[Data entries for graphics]
◆ ◆ ◆

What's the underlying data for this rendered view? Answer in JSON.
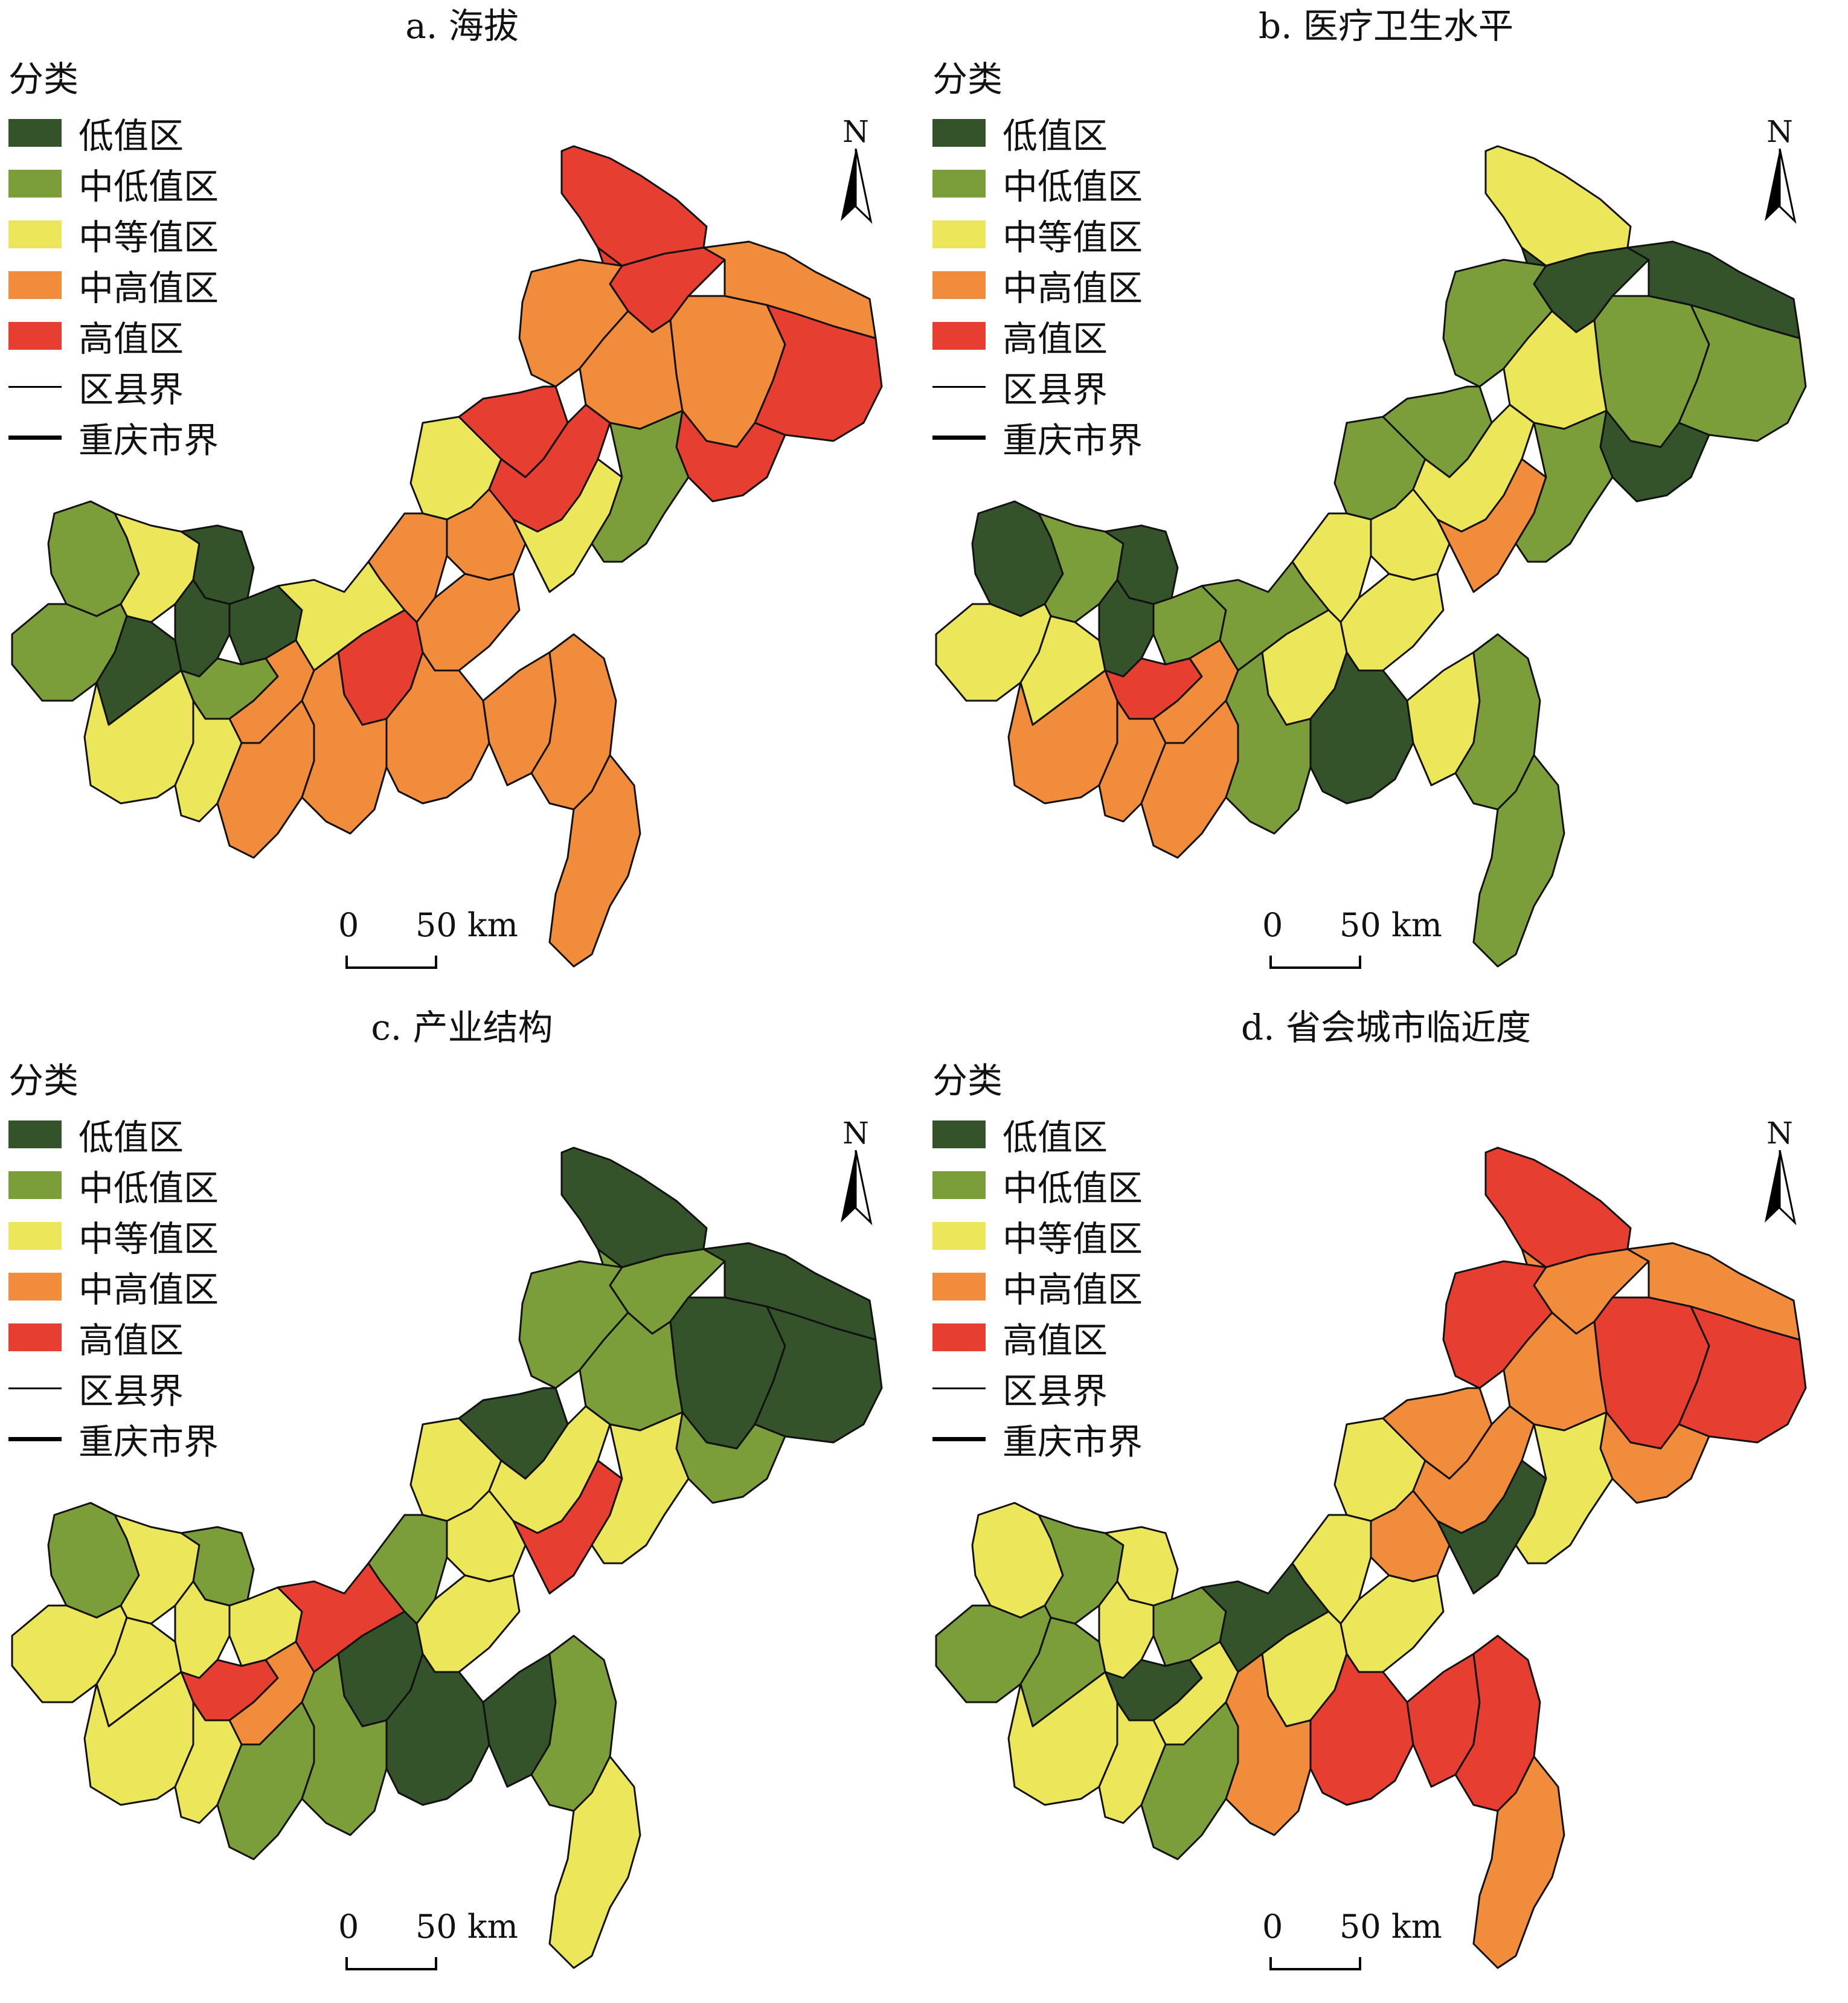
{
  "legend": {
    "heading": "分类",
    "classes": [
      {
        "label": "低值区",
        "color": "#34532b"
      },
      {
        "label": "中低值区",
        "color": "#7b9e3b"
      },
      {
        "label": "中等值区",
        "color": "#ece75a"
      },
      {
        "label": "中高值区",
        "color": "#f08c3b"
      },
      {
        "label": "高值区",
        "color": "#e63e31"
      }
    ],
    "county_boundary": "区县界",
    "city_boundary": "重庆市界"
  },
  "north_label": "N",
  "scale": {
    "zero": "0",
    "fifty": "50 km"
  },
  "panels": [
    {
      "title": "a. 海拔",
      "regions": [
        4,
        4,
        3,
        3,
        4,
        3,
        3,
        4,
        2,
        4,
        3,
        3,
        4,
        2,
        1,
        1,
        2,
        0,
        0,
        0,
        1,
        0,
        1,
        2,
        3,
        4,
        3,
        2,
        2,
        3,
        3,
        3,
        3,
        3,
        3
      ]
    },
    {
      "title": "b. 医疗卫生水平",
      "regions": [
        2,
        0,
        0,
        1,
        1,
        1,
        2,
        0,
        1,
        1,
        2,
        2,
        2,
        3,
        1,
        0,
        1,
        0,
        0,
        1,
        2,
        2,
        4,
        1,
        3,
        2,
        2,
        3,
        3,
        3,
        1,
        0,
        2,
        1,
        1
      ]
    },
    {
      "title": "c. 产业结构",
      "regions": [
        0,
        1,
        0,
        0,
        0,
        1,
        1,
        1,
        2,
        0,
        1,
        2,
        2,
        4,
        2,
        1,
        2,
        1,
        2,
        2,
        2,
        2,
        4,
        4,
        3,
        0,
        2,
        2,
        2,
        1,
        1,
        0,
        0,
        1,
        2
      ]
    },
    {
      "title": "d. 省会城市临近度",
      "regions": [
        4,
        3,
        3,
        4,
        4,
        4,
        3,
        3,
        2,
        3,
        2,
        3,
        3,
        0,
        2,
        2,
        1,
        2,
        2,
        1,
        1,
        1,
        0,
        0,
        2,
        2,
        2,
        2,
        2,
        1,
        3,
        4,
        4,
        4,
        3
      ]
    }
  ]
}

◆ ◆ ◆

Directive —
Write out the listing above again, exactly, but with no pictures in the copy.

Reply —
What's the underlying data for this rendered view? Answer in JSON.
{
  "legend": {
    "heading": "分类",
    "classes": [
      {
        "label": "低值区",
        "color": "#34532b"
      },
      {
        "label": "中低值区",
        "color": "#7b9e3b"
      },
      {
        "label": "中等值区",
        "color": "#ece75a"
      },
      {
        "label": "中高值区",
        "color": "#f08c3b"
      },
      {
        "label": "高值区",
        "color": "#e63e31"
      }
    ],
    "county_boundary": "区县界",
    "city_boundary": "重庆市界"
  },
  "north_label": "N",
  "scale": {
    "zero": "0",
    "fifty": "50 km"
  },
  "panels": [
    {
      "title": "a. 海拔",
      "regions": [
        4,
        4,
        3,
        3,
        4,
        3,
        3,
        4,
        2,
        4,
        3,
        3,
        4,
        2,
        1,
        1,
        2,
        0,
        0,
        0,
        1,
        0,
        1,
        2,
        3,
        4,
        3,
        2,
        2,
        3,
        3,
        3,
        3,
        3,
        3
      ]
    },
    {
      "title": "b. 医疗卫生水平",
      "regions": [
        2,
        0,
        0,
        1,
        1,
        1,
        2,
        0,
        1,
        1,
        2,
        2,
        2,
        3,
        1,
        0,
        1,
        0,
        0,
        1,
        2,
        2,
        4,
        1,
        3,
        2,
        2,
        3,
        3,
        3,
        1,
        0,
        2,
        1,
        1
      ]
    },
    {
      "title": "c. 产业结构",
      "regions": [
        0,
        1,
        0,
        0,
        0,
        1,
        1,
        1,
        2,
        0,
        1,
        2,
        2,
        4,
        2,
        1,
        2,
        1,
        2,
        2,
        2,
        2,
        4,
        4,
        3,
        0,
        2,
        2,
        2,
        1,
        1,
        0,
        0,
        1,
        2
      ]
    },
    {
      "title": "d. 省会城市临近度",
      "regions": [
        4,
        3,
        3,
        4,
        4,
        4,
        3,
        3,
        2,
        3,
        2,
        3,
        3,
        0,
        2,
        2,
        1,
        2,
        2,
        1,
        1,
        1,
        0,
        0,
        2,
        2,
        2,
        2,
        2,
        1,
        3,
        4,
        4,
        4,
        3
      ]
    }
  ]
}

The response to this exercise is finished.